| Stated goal |
Please restate the following records word for word.

| Dataset records |
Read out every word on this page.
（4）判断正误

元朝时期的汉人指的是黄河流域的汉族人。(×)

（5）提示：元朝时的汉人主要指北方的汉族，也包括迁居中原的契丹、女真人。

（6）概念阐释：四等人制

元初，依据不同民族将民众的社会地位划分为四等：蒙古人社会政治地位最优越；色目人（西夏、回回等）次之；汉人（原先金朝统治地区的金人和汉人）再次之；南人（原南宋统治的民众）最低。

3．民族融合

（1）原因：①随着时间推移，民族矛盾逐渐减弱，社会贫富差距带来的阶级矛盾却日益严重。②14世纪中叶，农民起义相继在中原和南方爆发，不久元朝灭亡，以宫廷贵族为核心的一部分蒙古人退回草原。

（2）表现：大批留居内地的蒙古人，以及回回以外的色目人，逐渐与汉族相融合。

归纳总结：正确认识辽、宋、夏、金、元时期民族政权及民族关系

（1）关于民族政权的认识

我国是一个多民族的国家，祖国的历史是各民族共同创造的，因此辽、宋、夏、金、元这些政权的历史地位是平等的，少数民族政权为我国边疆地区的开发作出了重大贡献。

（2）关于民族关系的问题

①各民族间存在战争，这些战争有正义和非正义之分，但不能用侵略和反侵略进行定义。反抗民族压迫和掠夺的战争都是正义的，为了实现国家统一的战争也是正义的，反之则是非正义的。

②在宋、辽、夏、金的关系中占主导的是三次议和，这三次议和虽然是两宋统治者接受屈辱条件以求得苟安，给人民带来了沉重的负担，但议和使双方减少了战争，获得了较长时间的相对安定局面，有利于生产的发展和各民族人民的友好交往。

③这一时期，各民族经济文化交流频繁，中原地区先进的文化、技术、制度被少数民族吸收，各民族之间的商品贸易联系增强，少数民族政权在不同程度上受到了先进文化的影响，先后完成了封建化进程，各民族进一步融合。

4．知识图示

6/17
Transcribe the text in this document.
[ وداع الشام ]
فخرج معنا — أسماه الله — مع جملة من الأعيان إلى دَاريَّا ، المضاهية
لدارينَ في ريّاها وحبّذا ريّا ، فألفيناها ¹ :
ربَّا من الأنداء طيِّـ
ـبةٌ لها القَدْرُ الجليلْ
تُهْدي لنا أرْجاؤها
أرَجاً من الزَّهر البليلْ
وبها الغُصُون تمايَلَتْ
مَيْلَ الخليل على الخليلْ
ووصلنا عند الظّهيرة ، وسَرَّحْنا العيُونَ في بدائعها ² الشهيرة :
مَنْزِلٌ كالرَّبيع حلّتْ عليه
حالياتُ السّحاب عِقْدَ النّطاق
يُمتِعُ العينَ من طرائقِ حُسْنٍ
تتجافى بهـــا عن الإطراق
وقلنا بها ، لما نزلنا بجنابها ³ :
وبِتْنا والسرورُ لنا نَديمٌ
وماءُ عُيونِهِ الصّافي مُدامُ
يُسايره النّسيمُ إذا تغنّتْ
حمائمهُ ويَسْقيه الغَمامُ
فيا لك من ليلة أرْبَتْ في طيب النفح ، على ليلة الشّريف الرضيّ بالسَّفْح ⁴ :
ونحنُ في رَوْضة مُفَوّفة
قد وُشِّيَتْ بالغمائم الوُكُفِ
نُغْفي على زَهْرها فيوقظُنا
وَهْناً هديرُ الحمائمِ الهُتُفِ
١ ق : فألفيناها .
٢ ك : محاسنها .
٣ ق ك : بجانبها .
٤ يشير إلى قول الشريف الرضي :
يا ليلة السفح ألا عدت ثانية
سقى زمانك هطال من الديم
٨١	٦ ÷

| Result |
Read out every word on this page.
（4）判断正误

元朝时期的汉人指的是黄河流域的汉族人。(×)

（5）提示：元朝时的汉人主要指北方的汉族，也包括迁居中原的契丹、女真人。

（6）概念阐释：四等人制

元初，依据不同民族将民众的社会地位划分为四等：蒙古人社会政治地位最优越；色目人（西夏、回回等）次之；汉人（原先金朝统治地区的金人和汉人）再次之；南人（原南宋统治的民众）最低。

3．民族融合

（1）原因：①随着时间推移，民族矛盾逐渐减弱，社会贫富差距带来的阶级矛盾却日益严重。②14世纪中叶，农民起义相继在中原和南方爆发，不久元朝灭亡，以宫廷贵族为核心的一部分蒙古人退回草原。

（2）表现：大批留居内地的蒙古人，以及回回以外的色目人，逐渐与汉族相融合。

归纳总结：正确认识辽、宋、夏、金、元时期民族政权及民族关系

（1）关于民族政权的认识

我国是一个多民族的国家，祖国的历史是各民族共同创造的，因此辽、宋、夏、金、元这些政权的历史地位是平等的，少数民族政权为我国边疆地区的开发作出了重大贡献。

（2）关于民族关系的问题

①各民族间存在战争，这些战争有正义和非正义之分，但不能用侵略和反侵略进行定义。反抗民族压迫和掠夺的战争都是正义的，为了实现国家统一的战争也是正义的，反之则是非正义的。

②在宋、辽、夏、金的关系中占主导的是三次议和，这三次议和虽然是两宋统治者接受屈辱条件以求得苟安，给人民带来了沉重的负担，但议和使双方减少了战争，获得了较长时间的相对安定局面，有利于生产的发展和各民族人民的友好交往。

③这一时期，各民族经济文化交流频繁，中原地区先进的文化、技术、制度被少数民族吸收，各民族之间的商品贸易联系增强，少数民族政权在不同程度上受到了先进文化的影响，先后完成了封建化进程，各民族进一步融合。

4．知识图示

6/17
Transcribe the text in this document.
[ وداع الشام ]
فخرج معنا — أسماه الله — مع جملة من الأعيان إلى دَاريَّا ، المضاهية
لدارينَ في ريّاها وحبّذا ريّا ، فألفيناها ¹ :
ربَّا من الأنداء طيِّـ
ـبةٌ لها القَدْرُ الجليلْ
تُهْدي لنا أرْجاؤها
أرَجاً من الزَّهر البليلْ
وبها الغُصُون تمايَلَتْ
مَيْلَ الخليل على الخليلْ
ووصلنا عند الظّهيرة ، وسَرَّحْنا العيُونَ في بدائعها ² الشهيرة :
مَنْزِلٌ كالرَّبيع حلّتْ عليه
حالياتُ السّحاب عِقْدَ النّطاق
يُمتِعُ العينَ من طرائقِ حُسْنٍ
تتجافى بهـــا عن الإطراق
وقلنا بها ، لما نزلنا بجنابها ³ :
وبِتْنا والسرورُ لنا نَديمٌ
وماءُ عُيونِهِ الصّافي مُدامُ
يُسايره النّسيمُ إذا تغنّتْ
حمائمهُ ويَسْقيه الغَمامُ
فيا لك من ليلة أرْبَتْ في طيب النفح ، على ليلة الشّريف الرضيّ بالسَّفْح ⁴ :
ونحنُ في رَوْضة مُفَوّفة
قد وُشِّيَتْ بالغمائم الوُكُفِ
نُغْفي على زَهْرها فيوقظُنا
وَهْناً هديرُ الحمائمِ الهُتُفِ
١ ق : فألفيناها .
٢ ك : محاسنها .
٣ ق ك : بجانبها .
٤ يشير إلى قول الشريف الرضي :
يا ليلة السفح ألا عدت ثانية
سقى زمانك هطال من الديم
٨١	٦ ÷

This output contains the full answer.